(Given records)
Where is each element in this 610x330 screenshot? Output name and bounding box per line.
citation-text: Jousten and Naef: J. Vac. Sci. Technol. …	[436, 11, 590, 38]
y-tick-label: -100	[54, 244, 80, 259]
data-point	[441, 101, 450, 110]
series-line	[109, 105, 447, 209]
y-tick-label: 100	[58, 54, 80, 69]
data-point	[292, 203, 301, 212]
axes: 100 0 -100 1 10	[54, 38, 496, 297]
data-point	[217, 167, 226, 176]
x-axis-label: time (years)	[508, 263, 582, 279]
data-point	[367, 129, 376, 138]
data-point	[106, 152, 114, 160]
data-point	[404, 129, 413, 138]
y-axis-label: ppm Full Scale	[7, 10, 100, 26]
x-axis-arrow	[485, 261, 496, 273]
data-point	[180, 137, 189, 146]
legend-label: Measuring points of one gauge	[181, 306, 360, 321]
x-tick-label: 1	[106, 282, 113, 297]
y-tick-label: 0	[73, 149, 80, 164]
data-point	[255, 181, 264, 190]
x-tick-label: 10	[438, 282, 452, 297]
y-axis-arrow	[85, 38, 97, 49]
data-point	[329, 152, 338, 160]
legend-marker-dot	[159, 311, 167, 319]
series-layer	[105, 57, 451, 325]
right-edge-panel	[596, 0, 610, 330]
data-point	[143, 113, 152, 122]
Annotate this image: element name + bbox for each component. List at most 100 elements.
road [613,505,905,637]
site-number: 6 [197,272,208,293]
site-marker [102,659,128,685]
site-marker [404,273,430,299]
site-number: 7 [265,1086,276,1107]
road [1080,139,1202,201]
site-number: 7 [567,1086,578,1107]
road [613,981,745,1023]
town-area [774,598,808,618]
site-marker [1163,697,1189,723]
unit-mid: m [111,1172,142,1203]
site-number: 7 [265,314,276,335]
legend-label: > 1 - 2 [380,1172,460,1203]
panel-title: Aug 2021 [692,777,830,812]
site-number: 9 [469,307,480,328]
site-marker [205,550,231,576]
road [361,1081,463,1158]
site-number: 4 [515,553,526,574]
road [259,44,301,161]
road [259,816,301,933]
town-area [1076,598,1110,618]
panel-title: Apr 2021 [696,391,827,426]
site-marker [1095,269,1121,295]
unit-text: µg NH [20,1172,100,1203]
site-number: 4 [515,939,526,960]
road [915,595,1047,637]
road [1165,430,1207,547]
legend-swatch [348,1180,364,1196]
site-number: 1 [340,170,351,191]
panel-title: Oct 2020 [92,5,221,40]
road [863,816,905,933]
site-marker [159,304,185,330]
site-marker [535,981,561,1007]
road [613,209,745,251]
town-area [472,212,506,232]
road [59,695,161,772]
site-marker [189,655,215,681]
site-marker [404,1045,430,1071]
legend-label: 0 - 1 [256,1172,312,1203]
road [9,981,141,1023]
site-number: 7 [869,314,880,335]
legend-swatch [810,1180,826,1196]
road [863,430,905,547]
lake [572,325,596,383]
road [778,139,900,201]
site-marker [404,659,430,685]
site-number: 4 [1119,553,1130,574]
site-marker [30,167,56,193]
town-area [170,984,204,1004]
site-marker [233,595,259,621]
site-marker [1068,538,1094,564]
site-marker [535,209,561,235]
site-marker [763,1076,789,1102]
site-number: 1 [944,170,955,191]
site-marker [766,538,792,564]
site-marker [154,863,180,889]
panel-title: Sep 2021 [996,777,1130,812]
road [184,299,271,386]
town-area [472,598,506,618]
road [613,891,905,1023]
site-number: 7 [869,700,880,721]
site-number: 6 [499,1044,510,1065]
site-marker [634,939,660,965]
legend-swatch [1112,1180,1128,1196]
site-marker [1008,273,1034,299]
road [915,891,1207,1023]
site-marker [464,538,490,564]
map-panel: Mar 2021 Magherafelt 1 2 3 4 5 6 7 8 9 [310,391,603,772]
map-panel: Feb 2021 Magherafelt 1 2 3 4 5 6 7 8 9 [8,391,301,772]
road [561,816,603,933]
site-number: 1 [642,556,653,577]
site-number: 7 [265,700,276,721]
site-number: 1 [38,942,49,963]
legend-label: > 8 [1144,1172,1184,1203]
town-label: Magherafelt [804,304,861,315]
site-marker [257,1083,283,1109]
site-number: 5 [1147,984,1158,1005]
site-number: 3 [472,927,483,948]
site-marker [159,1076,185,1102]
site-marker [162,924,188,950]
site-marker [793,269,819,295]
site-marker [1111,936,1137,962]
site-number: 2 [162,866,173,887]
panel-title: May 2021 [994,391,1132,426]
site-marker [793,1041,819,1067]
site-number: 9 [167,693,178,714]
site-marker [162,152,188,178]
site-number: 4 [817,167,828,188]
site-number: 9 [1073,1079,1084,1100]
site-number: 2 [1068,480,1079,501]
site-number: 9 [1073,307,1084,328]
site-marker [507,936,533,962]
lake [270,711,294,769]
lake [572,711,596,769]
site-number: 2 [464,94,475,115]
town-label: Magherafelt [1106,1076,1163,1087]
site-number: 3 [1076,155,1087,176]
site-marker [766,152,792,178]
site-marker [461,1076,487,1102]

(Problem)
Rename every "data-point" to "plot-marker" in the stretch from the start of the records through the line containing "113, 152, 122]", and write out those lines with nothing else changed.

(Response to the exercise)
Where is each element in this 610x330 screenshot? Output name and bounding box per line.
citation-text: Jousten and Naef: J. Vac. Sci. Technol. …	[436, 11, 590, 38]
y-tick-label: -100	[54, 244, 80, 259]
plot-marker	[441, 101, 450, 110]
series-line	[109, 105, 447, 209]
y-tick-label: 100	[58, 54, 80, 69]
plot-marker	[292, 203, 301, 212]
axes: 100 0 -100 1 10	[54, 38, 496, 297]
plot-marker	[217, 167, 226, 176]
x-axis-label: time (years)	[508, 263, 582, 279]
plot-marker	[367, 129, 376, 138]
plot-marker	[106, 152, 114, 160]
plot-marker	[404, 129, 413, 138]
y-axis-label: ppm Full Scale	[7, 10, 100, 26]
x-axis-arrow	[485, 261, 496, 273]
plot-marker	[180, 137, 189, 146]
legend-label: Measuring points of one gauge	[181, 306, 360, 321]
x-tick-label: 1	[106, 282, 113, 297]
y-tick-label: 0	[73, 149, 80, 164]
plot-marker	[255, 181, 264, 190]
x-tick-label: 10	[438, 282, 452, 297]
y-axis-arrow	[85, 38, 97, 49]
plot-marker	[329, 152, 338, 160]
legend-marker-dot	[159, 311, 167, 319]
series-layer	[105, 57, 451, 325]
right-edge-panel	[596, 0, 610, 330]
plot-marker	[143, 113, 152, 122]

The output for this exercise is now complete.